*WRITTEN PROBLEM*
Find the lines holding "good" and copy them.

>>>

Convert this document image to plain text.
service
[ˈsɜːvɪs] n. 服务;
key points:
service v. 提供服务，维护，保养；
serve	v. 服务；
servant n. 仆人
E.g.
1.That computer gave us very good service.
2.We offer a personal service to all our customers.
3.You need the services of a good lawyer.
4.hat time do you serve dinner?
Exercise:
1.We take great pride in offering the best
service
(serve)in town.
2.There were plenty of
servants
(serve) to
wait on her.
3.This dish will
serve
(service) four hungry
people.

<<<

*EXERCISE RESULT*
1.That computer gave us very good service.
3.You need the services of a good lawyer.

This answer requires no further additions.